#### [RECORDS SHOWN]
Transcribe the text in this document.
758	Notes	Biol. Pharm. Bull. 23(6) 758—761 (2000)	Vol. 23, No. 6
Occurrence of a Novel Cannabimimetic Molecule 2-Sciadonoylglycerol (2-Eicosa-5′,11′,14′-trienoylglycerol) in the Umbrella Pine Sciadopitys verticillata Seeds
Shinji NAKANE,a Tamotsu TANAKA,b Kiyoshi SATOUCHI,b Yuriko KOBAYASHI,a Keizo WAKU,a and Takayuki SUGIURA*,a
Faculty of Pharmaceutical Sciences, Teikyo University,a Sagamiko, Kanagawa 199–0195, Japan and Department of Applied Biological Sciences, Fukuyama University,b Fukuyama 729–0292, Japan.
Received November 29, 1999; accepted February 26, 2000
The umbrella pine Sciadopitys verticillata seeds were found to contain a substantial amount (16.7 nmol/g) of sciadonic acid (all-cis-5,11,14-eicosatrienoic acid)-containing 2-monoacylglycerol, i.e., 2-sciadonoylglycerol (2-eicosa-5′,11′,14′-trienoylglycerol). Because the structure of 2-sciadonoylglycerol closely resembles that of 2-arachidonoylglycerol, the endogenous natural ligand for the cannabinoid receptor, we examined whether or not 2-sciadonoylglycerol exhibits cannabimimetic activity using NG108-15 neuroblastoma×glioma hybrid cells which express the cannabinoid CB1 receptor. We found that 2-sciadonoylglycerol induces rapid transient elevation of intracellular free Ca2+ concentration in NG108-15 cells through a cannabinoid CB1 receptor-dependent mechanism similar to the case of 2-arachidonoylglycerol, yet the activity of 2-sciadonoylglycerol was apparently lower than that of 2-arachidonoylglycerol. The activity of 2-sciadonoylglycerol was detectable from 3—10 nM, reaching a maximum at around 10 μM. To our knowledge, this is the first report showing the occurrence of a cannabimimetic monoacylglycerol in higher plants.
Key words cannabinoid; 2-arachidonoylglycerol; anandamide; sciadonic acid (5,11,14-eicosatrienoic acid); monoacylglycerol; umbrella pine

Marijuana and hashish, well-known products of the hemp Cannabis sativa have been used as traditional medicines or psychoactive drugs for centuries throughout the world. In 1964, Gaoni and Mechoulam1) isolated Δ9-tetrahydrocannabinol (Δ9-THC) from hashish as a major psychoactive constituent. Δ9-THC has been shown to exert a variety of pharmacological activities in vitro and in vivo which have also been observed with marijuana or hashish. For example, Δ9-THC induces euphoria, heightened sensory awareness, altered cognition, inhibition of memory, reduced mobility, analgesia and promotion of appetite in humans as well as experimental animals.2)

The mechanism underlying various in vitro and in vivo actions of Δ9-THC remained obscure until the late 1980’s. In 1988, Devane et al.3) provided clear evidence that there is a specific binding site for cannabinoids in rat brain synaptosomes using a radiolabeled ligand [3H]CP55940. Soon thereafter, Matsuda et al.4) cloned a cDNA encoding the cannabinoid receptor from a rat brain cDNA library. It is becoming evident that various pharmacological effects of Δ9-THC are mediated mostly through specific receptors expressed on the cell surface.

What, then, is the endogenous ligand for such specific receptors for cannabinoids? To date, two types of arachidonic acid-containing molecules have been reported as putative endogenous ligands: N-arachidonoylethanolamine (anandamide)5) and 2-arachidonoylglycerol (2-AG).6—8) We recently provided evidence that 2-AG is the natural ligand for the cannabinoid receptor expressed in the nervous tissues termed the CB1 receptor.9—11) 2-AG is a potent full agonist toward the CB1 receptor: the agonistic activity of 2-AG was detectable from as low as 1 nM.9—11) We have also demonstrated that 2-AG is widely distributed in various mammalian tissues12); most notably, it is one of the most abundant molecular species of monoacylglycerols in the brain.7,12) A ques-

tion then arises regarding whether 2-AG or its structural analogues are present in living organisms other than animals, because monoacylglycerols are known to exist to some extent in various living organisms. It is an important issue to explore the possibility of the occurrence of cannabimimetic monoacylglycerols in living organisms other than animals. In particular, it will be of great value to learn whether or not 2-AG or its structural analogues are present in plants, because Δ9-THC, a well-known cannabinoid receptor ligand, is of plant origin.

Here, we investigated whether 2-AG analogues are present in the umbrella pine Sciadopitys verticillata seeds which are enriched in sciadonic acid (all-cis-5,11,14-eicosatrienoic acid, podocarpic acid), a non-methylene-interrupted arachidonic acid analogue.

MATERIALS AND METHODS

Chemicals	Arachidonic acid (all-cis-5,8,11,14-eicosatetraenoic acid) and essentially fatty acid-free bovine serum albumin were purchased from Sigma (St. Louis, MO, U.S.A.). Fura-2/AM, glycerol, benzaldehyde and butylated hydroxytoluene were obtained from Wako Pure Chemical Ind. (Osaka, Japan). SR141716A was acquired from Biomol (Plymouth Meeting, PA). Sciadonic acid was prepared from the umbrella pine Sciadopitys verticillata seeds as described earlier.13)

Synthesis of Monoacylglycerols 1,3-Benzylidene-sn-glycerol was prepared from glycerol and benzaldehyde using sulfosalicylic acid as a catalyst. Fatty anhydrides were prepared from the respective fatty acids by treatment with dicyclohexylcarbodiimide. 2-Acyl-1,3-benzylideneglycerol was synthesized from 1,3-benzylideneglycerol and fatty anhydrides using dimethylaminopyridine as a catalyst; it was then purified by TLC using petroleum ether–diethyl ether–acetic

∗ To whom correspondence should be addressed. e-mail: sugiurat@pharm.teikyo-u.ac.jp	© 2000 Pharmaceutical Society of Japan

#### [ASSIGNMENT]
Transcription of the listing must be exact and complete.

#### [RESULT OF THIS TASK]
Transcribe the text in this document.
758	Notes	Biol. Pharm. Bull. 23(6) 758—761 (2000)	Vol. 23, No. 6
Occurrence of a Novel Cannabimimetic Molecule 2-Sciadonoylglycerol (2-Eicosa-5′,11′,14′-trienoylglycerol) in the Umbrella Pine Sciadopitys verticillata Seeds
Shinji NAKANE,a Tamotsu TANAKA,b Kiyoshi SATOUCHI,b Yuriko KOBAYASHI,a Keizo WAKU,a and Takayuki SUGIURA*,a
Faculty of Pharmaceutical Sciences, Teikyo University,a Sagamiko, Kanagawa 199–0195, Japan and Department of Applied Biological Sciences, Fukuyama University,b Fukuyama 729–0292, Japan.
Received November 29, 1999; accepted February 26, 2000
The umbrella pine Sciadopitys verticillata seeds were found to contain a substantial amount (16.7 nmol/g) of sciadonic acid (all-cis-5,11,14-eicosatrienoic acid)-containing 2-monoacylglycerol, i.e., 2-sciadonoylglycerol (2-eicosa-5′,11′,14′-trienoylglycerol). Because the structure of 2-sciadonoylglycerol closely resembles that of 2-arachidonoylglycerol, the endogenous natural ligand for the cannabinoid receptor, we examined whether or not 2-sciadonoylglycerol exhibits cannabimimetic activity using NG108-15 neuroblastoma×glioma hybrid cells which express the cannabinoid CB1 receptor. We found that 2-sciadonoylglycerol induces rapid transient elevation of intracellular free Ca2+ concentration in NG108-15 cells through a cannabinoid CB1 receptor-dependent mechanism similar to the case of 2-arachidonoylglycerol, yet the activity of 2-sciadonoylglycerol was apparently lower than that of 2-arachidonoylglycerol. The activity of 2-sciadonoylglycerol was detectable from 3—10 nM, reaching a maximum at around 10 μM. To our knowledge, this is the first report showing the occurrence of a cannabimimetic monoacylglycerol in higher plants.
Key words cannabinoid; 2-arachidonoylglycerol; anandamide; sciadonic acid (5,11,14-eicosatrienoic acid); monoacylglycerol; umbrella pine

Marijuana and hashish, well-known products of the hemp Cannabis sativa have been used as traditional medicines or psychoactive drugs for centuries throughout the world. In 1964, Gaoni and Mechoulam1) isolated Δ9-tetrahydrocannabinol (Δ9-THC) from hashish as a major psychoactive constituent. Δ9-THC has been shown to exert a variety of pharmacological activities in vitro and in vivo which have also been observed with marijuana or hashish. For example, Δ9-THC induces euphoria, heightened sensory awareness, altered cognition, inhibition of memory, reduced mobility, analgesia and promotion of appetite in humans as well as experimental animals.2)

The mechanism underlying various in vitro and in vivo actions of Δ9-THC remained obscure until the late 1980’s. In 1988, Devane et al.3) provided clear evidence that there is a specific binding site for cannabinoids in rat brain synaptosomes using a radiolabeled ligand [3H]CP55940. Soon thereafter, Matsuda et al.4) cloned a cDNA encoding the cannabinoid receptor from a rat brain cDNA library. It is becoming evident that various pharmacological effects of Δ9-THC are mediated mostly through specific receptors expressed on the cell surface.

What, then, is the endogenous ligand for such specific receptors for cannabinoids? To date, two types of arachidonic acid-containing molecules have been reported as putative endogenous ligands: N-arachidonoylethanolamine (anandamide)5) and 2-arachidonoylglycerol (2-AG).6—8) We recently provided evidence that 2-AG is the natural ligand for the cannabinoid receptor expressed in the nervous tissues termed the CB1 receptor.9—11) 2-AG is a potent full agonist toward the CB1 receptor: the agonistic activity of 2-AG was detectable from as low as 1 nM.9—11) We have also demonstrated that 2-AG is widely distributed in various mammalian tissues12); most notably, it is one of the most abundant molecular species of monoacylglycerols in the brain.7,12) A ques-

tion then arises regarding whether 2-AG or its structural analogues are present in living organisms other than animals, because monoacylglycerols are known to exist to some extent in various living organisms. It is an important issue to explore the possibility of the occurrence of cannabimimetic monoacylglycerols in living organisms other than animals. In particular, it will be of great value to learn whether or not 2-AG or its structural analogues are present in plants, because Δ9-THC, a well-known cannabinoid receptor ligand, is of plant origin.

Here, we investigated whether 2-AG analogues are present in the umbrella pine Sciadopitys verticillata seeds which are enriched in sciadonic acid (all-cis-5,11,14-eicosatrienoic acid, podocarpic acid), a non-methylene-interrupted arachidonic acid analogue.

MATERIALS AND METHODS

Chemicals	Arachidonic acid (all-cis-5,8,11,14-eicosatetraenoic acid) and essentially fatty acid-free bovine serum albumin were purchased from Sigma (St. Louis, MO, U.S.A.). Fura-2/AM, glycerol, benzaldehyde and butylated hydroxytoluene were obtained from Wako Pure Chemical Ind. (Osaka, Japan). SR141716A was acquired from Biomol (Plymouth Meeting, PA). Sciadonic acid was prepared from the umbrella pine Sciadopitys verticillata seeds as described earlier.13)

Synthesis of Monoacylglycerols 1,3-Benzylidene-sn-glycerol was prepared from glycerol and benzaldehyde using sulfosalicylic acid as a catalyst. Fatty anhydrides were prepared from the respective fatty acids by treatment with dicyclohexylcarbodiimide. 2-Acyl-1,3-benzylideneglycerol was synthesized from 1,3-benzylideneglycerol and fatty anhydrides using dimethylaminopyridine as a catalyst; it was then purified by TLC using petroleum ether–diethyl ether–acetic

∗ To whom correspondence should be addressed. e-mail: sugiurat@pharm.teikyo-u.ac.jp	© 2000 Pharmaceutical Society of Japan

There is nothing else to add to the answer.